■ Directive:
Each record below is to be copied word for word, with pictures removed.

■ Material for the task:
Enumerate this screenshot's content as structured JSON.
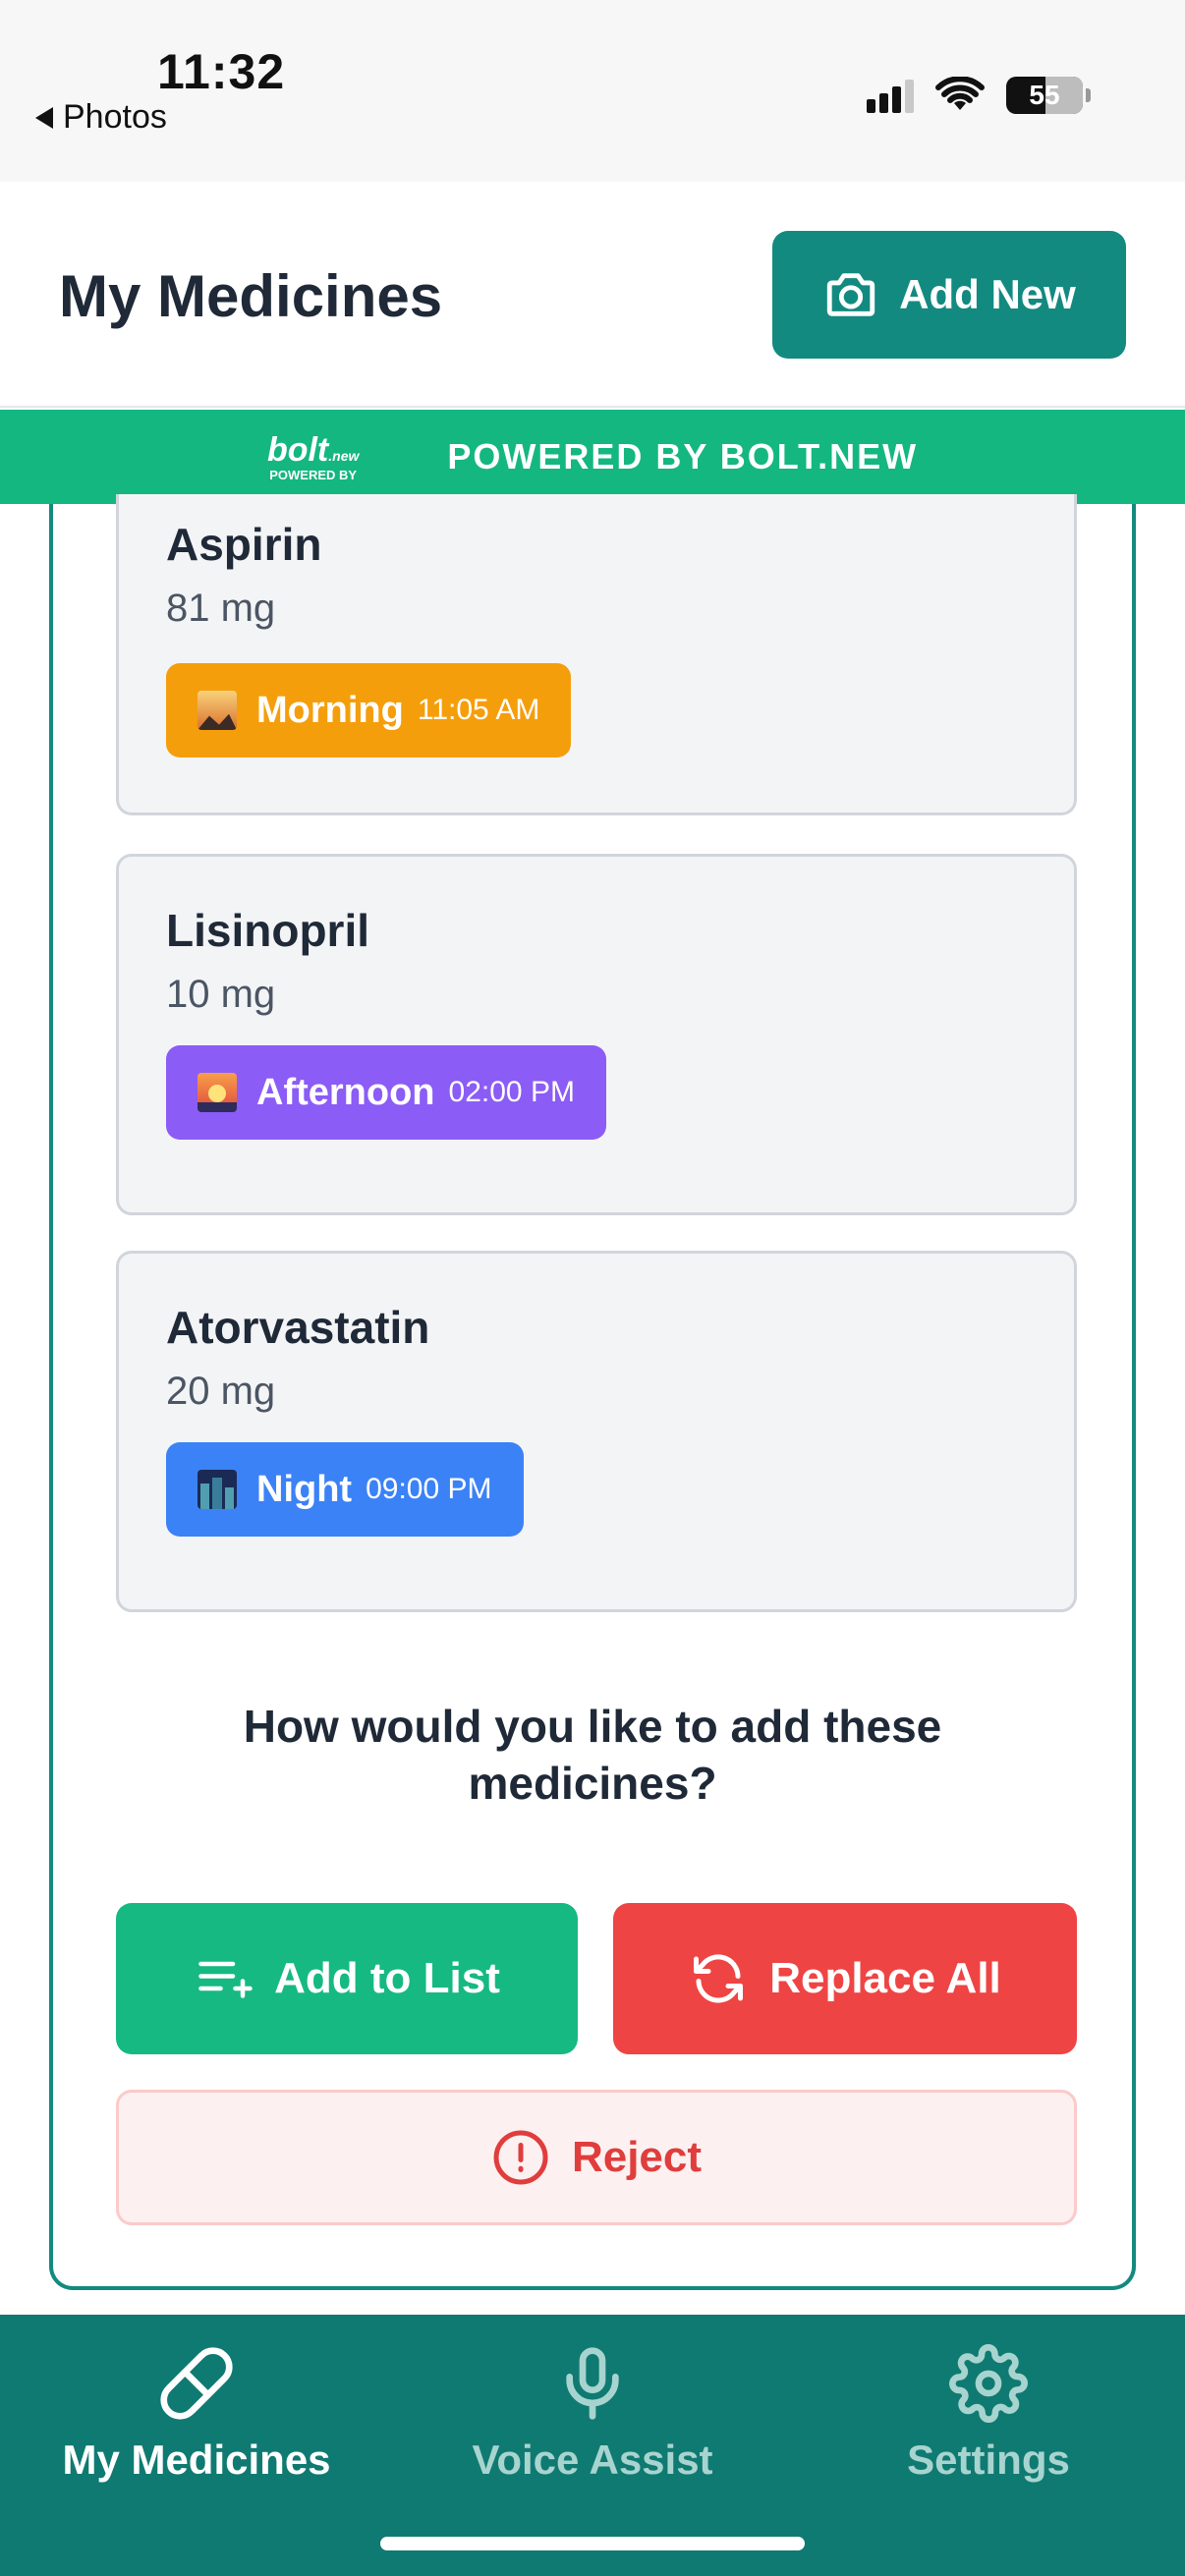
{
  "status_bar": {
    "time": "11:32",
    "back_label": "Photos",
    "battery": "55"
  },
  "header": {
    "title": "My Medicines",
    "add_button": "Add New"
  },
  "banner": {
    "logo_main": "bolt",
    "logo_suffix": ".new",
    "logo_sub": "POWERED BY",
    "text": "POWERED BY BOLT.NEW"
  },
  "medicines": [
    {
      "name": "Aspirin",
      "dose": "81 mg",
      "period": "Morning",
      "time": "11:05 AM",
      "color": "#f59e0b"
    },
    {
      "name": "Lisinopril",
      "dose": "10 mg",
      "period": "Afternoon",
      "time": "02:00 PM",
      "color": "#8b5cf6"
    },
    {
      "name": "Atorvastatin",
      "dose": "20 mg",
      "period": "Night",
      "time": "09:00 PM",
      "color": "#3b82f6"
    }
  ],
  "question": {
    "line1": "How would you like to add these",
    "line2": "medicines?"
  },
  "actions": {
    "add_to_list": "Add to List",
    "replace_all": "Replace All",
    "reject": "Reject"
  },
  "nav": {
    "items": [
      {
        "label": "My Medicines",
        "icon": "pill-icon",
        "active": true
      },
      {
        "label": "Voice Assist",
        "icon": "microphone-icon",
        "active": false
      },
      {
        "label": "Settings",
        "icon": "gear-icon",
        "active": false
      }
    ]
  },
  "colors": {
    "teal": "#138a80",
    "green": "#16b982",
    "red": "#ef4444",
    "nav_bg": "#0f7a72"
  }
}
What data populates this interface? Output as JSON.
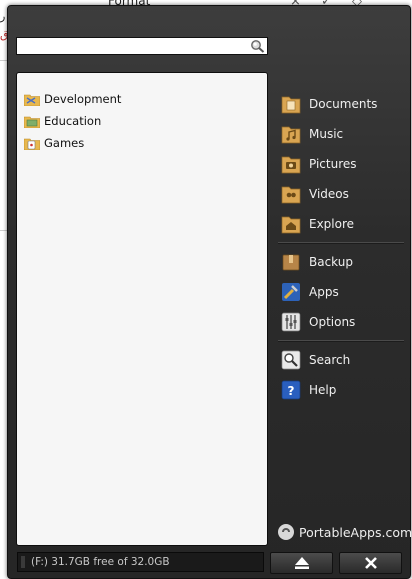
{
  "background": {
    "title": "Format",
    "controls": "× ✓ ◇",
    "rtl_fragment_1": "ر",
    "rtl_fragment_2": "ق"
  },
  "search": {
    "value": "",
    "placeholder": ""
  },
  "tree": {
    "items": [
      {
        "label": "Development",
        "icon": "folder-development-icon"
      },
      {
        "label": "Education",
        "icon": "folder-education-icon"
      },
      {
        "label": "Games",
        "icon": "folder-games-icon"
      }
    ]
  },
  "sidebar": {
    "group1": [
      {
        "label": "Documents",
        "icon": "documents-folder-icon"
      },
      {
        "label": "Music",
        "icon": "music-folder-icon"
      },
      {
        "label": "Pictures",
        "icon": "pictures-folder-icon"
      },
      {
        "label": "Videos",
        "icon": "videos-folder-icon"
      },
      {
        "label": "Explore",
        "icon": "explore-folder-icon"
      }
    ],
    "group2": [
      {
        "label": "Backup",
        "icon": "backup-icon"
      },
      {
        "label": "Apps",
        "icon": "apps-icon"
      },
      {
        "label": "Options",
        "icon": "options-icon"
      }
    ],
    "group3": [
      {
        "label": "Search",
        "icon": "search-magnifier-icon"
      },
      {
        "label": "Help",
        "icon": "help-icon"
      }
    ]
  },
  "brand": {
    "label": "PortableApps.com"
  },
  "drive": {
    "label": "(F:) 31.7GB free of 32.0GB",
    "used_fraction": 0.01
  },
  "colors": {
    "accent_folder": "#e8b25a",
    "panel_bg": "#2c2c2c",
    "help_blue": "#2a5fbf"
  }
}
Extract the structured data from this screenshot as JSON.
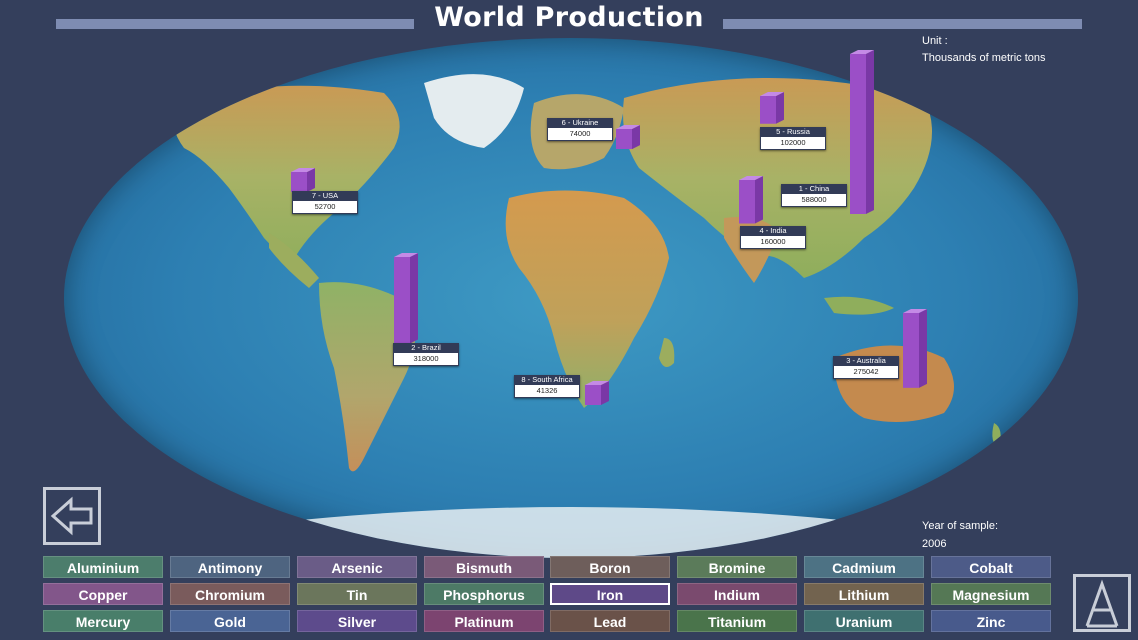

■ Output of the task:
Enumerate this screenshot's content as structured JSON.
{
  "status_bar": {
    "time": "11:32",
    "back_label": "Photos",
    "battery": "55"
  },
  "header": {
    "title": "My Medicines",
    "add_button": "Add New"
  },
  "banner": {
    "logo_main": "bolt",
    "logo_suffix": ".new",
    "logo_sub": "POWERED BY",
    "text": "POWERED BY BOLT.NEW"
  },
  "medicines": [
    {
      "name": "Aspirin",
      "dose": "81 mg",
      "period": "Morning",
      "time": "11:05 AM",
      "color": "#f59e0b"
    },
    {
      "name": "Lisinopril",
      "dose": "10 mg",
      "period": "Afternoon",
      "time": "02:00 PM",
      "color": "#8b5cf6"
    },
    {
      "name": "Atorvastatin",
      "dose": "20 mg",
      "period": "Night",
      "time": "09:00 PM",
      "color": "#3b82f6"
    }
  ],
  "question": {
    "line1": "How would you like to add these",
    "line2": "medicines?"
  },
  "actions": {
    "add_to_list": "Add to List",
    "replace_all": "Replace All",
    "reject": "Reject"
  },
  "nav": {
    "items": [
      {
        "label": "My Medicines",
        "icon": "pill-icon",
        "active": true
      },
      {
        "label": "Voice Assist",
        "icon": "microphone-icon",
        "active": false
      },
      {
        "label": "Settings",
        "icon": "gear-icon",
        "active": false
      }
    ]
  },
  "colors": {
    "teal": "#138a80",
    "green": "#16b982",
    "red": "#ef4444",
    "nav_bg": "#0f7a72"
  }
}
What data populates this interface? Output as JSON.
{
  "background": {
    "title": "Format",
    "controls": "× ✓ ◇",
    "rtl_fragment_1": "ر",
    "rtl_fragment_2": "ق"
  },
  "search": {
    "value": "",
    "placeholder": ""
  },
  "tree": {
    "items": [
      {
        "label": "Development",
        "icon": "folder-development-icon"
      },
      {
        "label": "Education",
        "icon": "folder-education-icon"
      },
      {
        "label": "Games",
        "icon": "folder-games-icon"
      }
    ]
  },
  "sidebar": {
    "group1": [
      {
        "label": "Documents",
        "icon": "documents-folder-icon"
      },
      {
        "label": "Music",
        "icon": "music-folder-icon"
      },
      {
        "label": "Pictures",
        "icon": "pictures-folder-icon"
      },
      {
        "label": "Videos",
        "icon": "videos-folder-icon"
      },
      {
        "label": "Explore",
        "icon": "explore-folder-icon"
      }
    ],
    "group2": [
      {
        "label": "Backup",
        "icon": "backup-icon"
      },
      {
        "label": "Apps",
        "icon": "apps-icon"
      },
      {
        "label": "Options",
        "icon": "options-icon"
      }
    ],
    "group3": [
      {
        "label": "Search",
        "icon": "search-magnifier-icon"
      },
      {
        "label": "Help",
        "icon": "help-icon"
      }
    ]
  },
  "brand": {
    "label": "PortableApps.com"
  },
  "drive": {
    "label": "(F:) 31.7GB free of 32.0GB",
    "used_fraction": 0.01
  },
  "colors": {
    "accent_folder": "#e8b25a",
    "panel_bg": "#2c2c2c",
    "help_blue": "#2a5fbf"
  }
}
Extract the structured data from this screenshot as JSON.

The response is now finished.